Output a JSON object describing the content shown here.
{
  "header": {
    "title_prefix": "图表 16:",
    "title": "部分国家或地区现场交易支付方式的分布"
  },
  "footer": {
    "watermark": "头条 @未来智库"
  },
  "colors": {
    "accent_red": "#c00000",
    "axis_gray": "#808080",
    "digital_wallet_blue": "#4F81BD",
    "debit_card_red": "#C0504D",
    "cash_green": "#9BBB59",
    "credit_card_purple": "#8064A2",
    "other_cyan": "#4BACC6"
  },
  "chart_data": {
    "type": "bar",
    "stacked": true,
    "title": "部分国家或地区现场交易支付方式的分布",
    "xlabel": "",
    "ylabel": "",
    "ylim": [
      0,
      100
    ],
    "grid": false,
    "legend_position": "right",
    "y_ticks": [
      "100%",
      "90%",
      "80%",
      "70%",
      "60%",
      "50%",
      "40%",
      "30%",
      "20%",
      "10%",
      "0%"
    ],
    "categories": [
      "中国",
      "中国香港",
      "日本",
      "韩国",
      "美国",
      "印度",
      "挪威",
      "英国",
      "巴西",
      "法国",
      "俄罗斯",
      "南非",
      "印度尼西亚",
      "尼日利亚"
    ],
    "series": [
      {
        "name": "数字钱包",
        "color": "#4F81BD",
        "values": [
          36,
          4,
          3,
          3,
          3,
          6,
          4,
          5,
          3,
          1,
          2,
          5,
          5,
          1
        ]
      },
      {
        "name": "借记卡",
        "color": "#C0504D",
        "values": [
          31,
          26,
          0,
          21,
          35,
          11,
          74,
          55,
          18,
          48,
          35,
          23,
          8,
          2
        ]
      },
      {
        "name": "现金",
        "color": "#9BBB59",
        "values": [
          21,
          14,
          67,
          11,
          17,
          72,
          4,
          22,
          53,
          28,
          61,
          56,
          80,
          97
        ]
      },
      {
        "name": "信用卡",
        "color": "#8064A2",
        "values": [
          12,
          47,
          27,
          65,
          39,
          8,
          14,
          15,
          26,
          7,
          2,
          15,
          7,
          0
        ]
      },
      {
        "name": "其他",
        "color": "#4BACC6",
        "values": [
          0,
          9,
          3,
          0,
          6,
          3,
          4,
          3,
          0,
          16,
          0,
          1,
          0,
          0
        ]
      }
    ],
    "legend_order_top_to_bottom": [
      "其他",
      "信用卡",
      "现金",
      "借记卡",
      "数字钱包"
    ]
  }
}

++++++++++

Exercise brief
Write the data out again in full and exactly.

Task answer
Output a JSON object describing the content shown here.
{
  "header": {
    "title_prefix": "图表 16:",
    "title": "部分国家或地区现场交易支付方式的分布"
  },
  "footer": {
    "watermark": "头条 @未来智库"
  },
  "colors": {
    "accent_red": "#c00000",
    "axis_gray": "#808080",
    "digital_wallet_blue": "#4F81BD",
    "debit_card_red": "#C0504D",
    "cash_green": "#9BBB59",
    "credit_card_purple": "#8064A2",
    "other_cyan": "#4BACC6"
  },
  "chart_data": {
    "type": "bar",
    "stacked": true,
    "title": "部分国家或地区现场交易支付方式的分布",
    "xlabel": "",
    "ylabel": "",
    "ylim": [
      0,
      100
    ],
    "grid": false,
    "legend_position": "right",
    "y_ticks": [
      "100%",
      "90%",
      "80%",
      "70%",
      "60%",
      "50%",
      "40%",
      "30%",
      "20%",
      "10%",
      "0%"
    ],
    "categories": [
      "中国",
      "中国香港",
      "日本",
      "韩国",
      "美国",
      "印度",
      "挪威",
      "英国",
      "巴西",
      "法国",
      "俄罗斯",
      "南非",
      "印度尼西亚",
      "尼日利亚"
    ],
    "series": [
      {
        "name": "数字钱包",
        "color": "#4F81BD",
        "values": [
          36,
          4,
          3,
          3,
          3,
          6,
          4,
          5,
          3,
          1,
          2,
          5,
          5,
          1
        ]
      },
      {
        "name": "借记卡",
        "color": "#C0504D",
        "values": [
          31,
          26,
          0,
          21,
          35,
          11,
          74,
          55,
          18,
          48,
          35,
          23,
          8,
          2
        ]
      },
      {
        "name": "现金",
        "color": "#9BBB59",
        "values": [
          21,
          14,
          67,
          11,
          17,
          72,
          4,
          22,
          53,
          28,
          61,
          56,
          80,
          97
        ]
      },
      {
        "name": "信用卡",
        "color": "#8064A2",
        "values": [
          12,
          47,
          27,
          65,
          39,
          8,
          14,
          15,
          26,
          7,
          2,
          15,
          7,
          0
        ]
      },
      {
        "name": "其他",
        "color": "#4BACC6",
        "values": [
          0,
          9,
          3,
          0,
          6,
          3,
          4,
          3,
          0,
          16,
          0,
          1,
          0,
          0
        ]
      }
    ],
    "legend_order_top_to_bottom": [
      "其他",
      "信用卡",
      "现金",
      "借记卡",
      "数字钱包"
    ]
  }
}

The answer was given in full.